Work to do:
A. In the passage on Hilbert and mathematical logic, translate this sentence into Spanish: "Assumptions corresponding to the use of the actual infinite are ideal."
B. Answer these questions from the passage on Hilbert and mathematical logic:
(i) According to Hilbert, removing the law of the excluded middle from mathematicians is the same as what?
(ii) In what year did K. Gödel prove the completeness theorem for predicate calculus?
(iii) The logical language behind the development of proof theory was created by whom?
C. For each statement, say whether it agrees with the passage on Hilbert and mathematical logic:
(i) Hilbert held that the paradoxes of set theory came from the law of the excluded middle.
(ii) Higher-order theories allow quantifiers over predicates.
(iii) Ideal assumptions must always have a genuine meaning.

Selected extract:
^^^^^^^^^^^^^^^^

Hilbert wrote that the paradoxes of set theory have arisen not from the law of the excluded middle but "rather that mathematicians have used inadmissible and meaningless formations of ideas which in my proof theory are excluded …. To remove from mathematicians the law of the excluded middle is the same as taking the telescope away from astronomers or forbidding a boxer to use his fists" (see [9]). Hilbert suggested distinguishing between "real" and "ideal" assumptions of classical mathematics. The first have a genuine meaning but the second need not. Assumptions corresponding to the use of the actual infinite are ideal. Ideal assumptions can be added to the real ones in order that the simple results of logic be applicable even to arguments about infinite sets. This essentially simplifies the structure of the whole theory in much the same way as the addition of the line at infinity intersecting any two parallel lines in the projective geometry of the plane.

The program suggested by Hilbert for the foundation of mathematics, and his enthusiasm for it, inspired his contemporaries into an intensive development of the axiomatic method. Thus the formation of mathematical logic as an independent mathematical discipline is linked with Hilbert's initiative, at the start of 20th century, and the subsequent development of proof theory based on the logical language developed by Frege, Peano and Russell.

## The objective and fundamental branches of mathematical logic; relation to other areas of mathematics.

The objective of modern mathematical logic is diverse. First of all one must mention the investigation of logical and logico-mathematical calculi founded on classical predicate calculus. In 1930 K. Gödel proved the completeness theorem for predicate calculus, according to which the set of all valid purely logical assertions of mathematics coincides with the set of all derivable formulas in predicate calculus (see Gödel completeness theorem). This theorem showed that predicate calculus is a logical system on the basis of which mathematics can be formulated. Based on predicate calculus various logico-mathematical theories have been constructed (see Logico-mathematical calculus), representing the formalization of interesting mathematical theories: arithmetic, analysis, set theory, group theory, etc. Side-by-side with elementary theories (cf. Elementary theory), higher-order theories were also considered. In these one also admits quantifiers over predicates, predicates over predicates, etc. The traditional questions studied in these formal logical systems were the investigation of the structure of the deductions in the system, derivability of various formulas, and questions of consistency and completeness.

^^^^^^^^^^^^^^^^

Data rows:
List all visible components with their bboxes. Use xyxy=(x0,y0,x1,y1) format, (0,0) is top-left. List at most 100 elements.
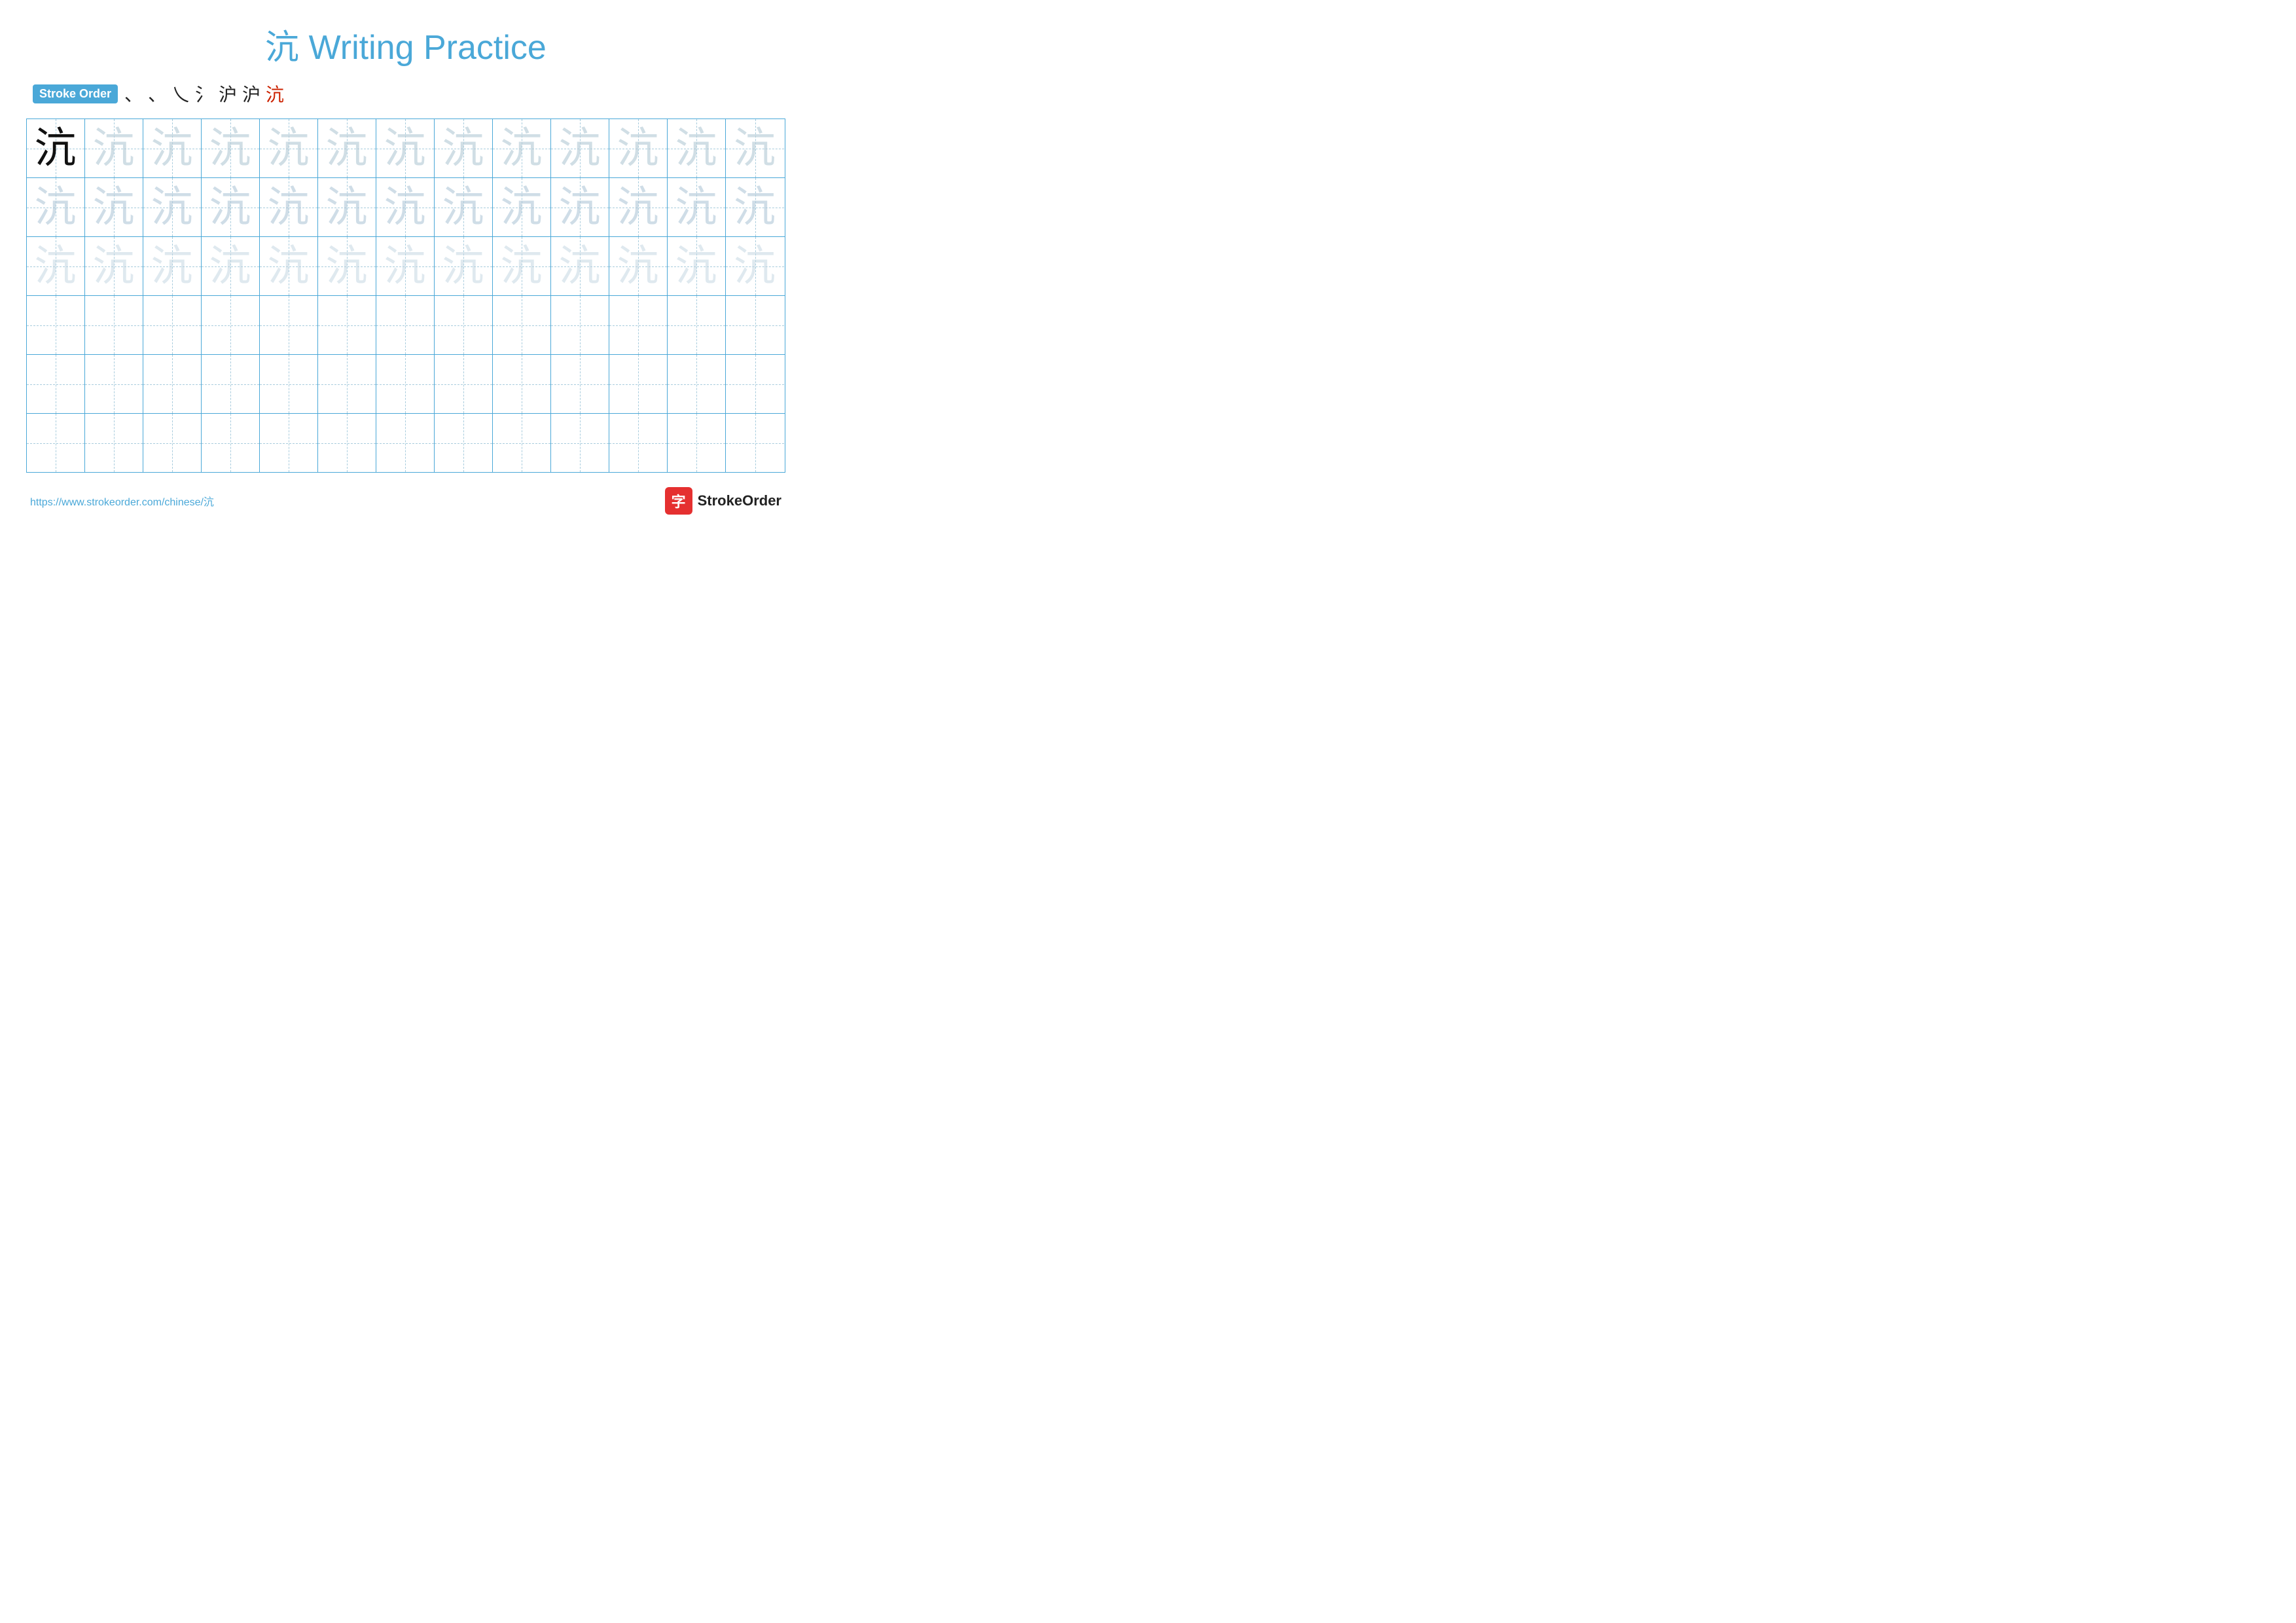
grid-cell[interactable]: 沆 xyxy=(551,119,609,177)
grid-cell[interactable]: 沆 xyxy=(85,119,143,177)
grid-cell[interactable]: 沆 xyxy=(260,178,318,236)
grid-cell[interactable]: 沆 xyxy=(726,178,784,236)
cell-character: 沆 xyxy=(675,187,717,228)
grid-cell[interactable] xyxy=(260,414,318,472)
grid-cell[interactable] xyxy=(609,296,668,354)
grid-cell[interactable]: 沆 xyxy=(668,119,726,177)
grid-cell[interactable] xyxy=(376,414,435,472)
grid-cell[interactable]: 沆 xyxy=(260,237,318,295)
grid-cell[interactable] xyxy=(726,355,784,413)
grid-cell[interactable] xyxy=(260,355,318,413)
grid-cell[interactable] xyxy=(143,414,202,472)
grid-cell[interactable] xyxy=(493,355,551,413)
cell-character: 沆 xyxy=(501,128,543,170)
grid-cell[interactable]: 沆 xyxy=(85,237,143,295)
grid-cell[interactable] xyxy=(668,414,726,472)
grid-cell[interactable]: 沆 xyxy=(435,119,493,177)
grid-cell[interactable]: 沆 xyxy=(318,119,376,177)
cell-character: 沆 xyxy=(326,246,368,287)
grid-cell[interactable]: 沆 xyxy=(551,237,609,295)
grid-cell[interactable] xyxy=(493,296,551,354)
grid-cell[interactable]: 沆 xyxy=(493,237,551,295)
grid-cell[interactable] xyxy=(202,355,260,413)
grid-cell[interactable] xyxy=(668,355,726,413)
grid-cell[interactable]: 沆 xyxy=(202,178,260,236)
grid-cell[interactable] xyxy=(376,355,435,413)
grid-cell[interactable] xyxy=(143,296,202,354)
grid-cell[interactable]: 沆 xyxy=(376,237,435,295)
cell-character: 沆 xyxy=(326,128,368,170)
grid-cell[interactable] xyxy=(27,355,85,413)
cell-character: 沆 xyxy=(734,128,776,170)
grid-cell[interactable] xyxy=(551,414,609,472)
grid-cell[interactable] xyxy=(260,296,318,354)
grid-cell[interactable] xyxy=(202,414,260,472)
grid-row-2: 沆沆沆沆沆沆沆沆沆沆沆沆沆 xyxy=(27,237,785,296)
grid-cell[interactable]: 沆 xyxy=(726,237,784,295)
grid-cell[interactable]: 沆 xyxy=(27,237,85,295)
grid-cell[interactable]: 沆 xyxy=(609,178,668,236)
grid-cell[interactable]: 沆 xyxy=(493,119,551,177)
cell-character: 沆 xyxy=(559,187,601,228)
grid-cell[interactable] xyxy=(435,296,493,354)
grid-cell[interactable]: 沆 xyxy=(435,237,493,295)
cell-character: 沆 xyxy=(93,128,135,170)
cell-character: 沆 xyxy=(209,128,251,170)
grid-cell[interactable]: 沆 xyxy=(609,237,668,295)
stroke-7: 沆 xyxy=(266,81,284,107)
grid-cell[interactable] xyxy=(318,296,376,354)
grid-cell[interactable] xyxy=(143,355,202,413)
grid-cell[interactable]: 沆 xyxy=(202,119,260,177)
grid-cell[interactable]: 沆 xyxy=(609,119,668,177)
grid-cell[interactable] xyxy=(609,414,668,472)
grid-cell[interactable]: 沆 xyxy=(27,178,85,236)
grid-row-3 xyxy=(27,296,785,355)
grid-cell[interactable] xyxy=(726,414,784,472)
grid-cell[interactable]: 沆 xyxy=(143,178,202,236)
grid-cell[interactable] xyxy=(202,296,260,354)
grid-cell[interactable] xyxy=(318,414,376,472)
grid-cell[interactable] xyxy=(726,296,784,354)
cell-character: 沆 xyxy=(35,246,77,287)
cell-character: 沆 xyxy=(151,128,193,170)
grid-cell[interactable]: 沆 xyxy=(668,178,726,236)
stroke-order-badge: Stroke Order xyxy=(33,84,118,103)
grid-cell[interactable] xyxy=(609,355,668,413)
grid-cell[interactable] xyxy=(85,414,143,472)
stroke-2: 、 xyxy=(148,81,166,107)
grid-row-0: 沆沆沆沆沆沆沆沆沆沆沆沆沆 xyxy=(27,119,785,178)
grid-cell[interactable] xyxy=(493,414,551,472)
grid-cell[interactable]: 沆 xyxy=(726,119,784,177)
grid-cell[interactable] xyxy=(435,414,493,472)
grid-cell[interactable]: 沆 xyxy=(260,119,318,177)
grid-cell[interactable]: 沆 xyxy=(376,178,435,236)
grid-cell[interactable]: 沆 xyxy=(376,119,435,177)
grid-cell[interactable]: 沆 xyxy=(202,237,260,295)
grid-cell[interactable]: 沆 xyxy=(318,237,376,295)
cell-character: 沆 xyxy=(326,187,368,228)
grid-cell[interactable]: 沆 xyxy=(143,119,202,177)
grid-cell[interactable] xyxy=(27,296,85,354)
grid-cell[interactable] xyxy=(435,355,493,413)
grid-cell[interactable] xyxy=(376,296,435,354)
cell-character: 沆 xyxy=(442,246,484,287)
grid-cell[interactable] xyxy=(551,355,609,413)
grid-cell[interactable]: 沆 xyxy=(143,237,202,295)
grid-cell[interactable] xyxy=(27,414,85,472)
grid-cell[interactable]: 沆 xyxy=(493,178,551,236)
page-title: 沆 Writing Practice xyxy=(26,20,785,69)
grid-cell[interactable]: 沆 xyxy=(318,178,376,236)
grid-cell[interactable] xyxy=(668,296,726,354)
grid-cell[interactable]: 沆 xyxy=(85,178,143,236)
grid-cell[interactable]: 沆 xyxy=(551,178,609,236)
grid-cell[interactable] xyxy=(551,296,609,354)
grid-cell[interactable] xyxy=(318,355,376,413)
grid-cell[interactable]: 沆 xyxy=(435,178,493,236)
grid-cell[interactable] xyxy=(85,355,143,413)
stroke-5: 沪 xyxy=(219,81,237,107)
grid-cell[interactable]: 沆 xyxy=(668,237,726,295)
grid-cell[interactable]: 沆 xyxy=(27,119,85,177)
footer-url[interactable]: https://www.strokeorder.com/chinese/沆 xyxy=(30,493,214,509)
footer-logo: 字 StrokeOrder xyxy=(665,487,781,515)
grid-cell[interactable] xyxy=(85,296,143,354)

^^^^^^^^^^^^^^^^

Solutions per task:
A. Los supuestos que corresponden al uso del infinito actual son ideales.

B.
(i) Taking the telescope away from astronomers or forbidding a boxer to use his fists.
(ii) 1930.
(iii) Frege, Peano and Russell.

C.
(i) No: "the paradoxes of set theory have arisen not from the law of the excluded middle"
(ii) Yes: "In these one also admits quantifiers over predicates, predicates over predicates, etc."
(iii) No: "The first have a genuine meaning but the second need not."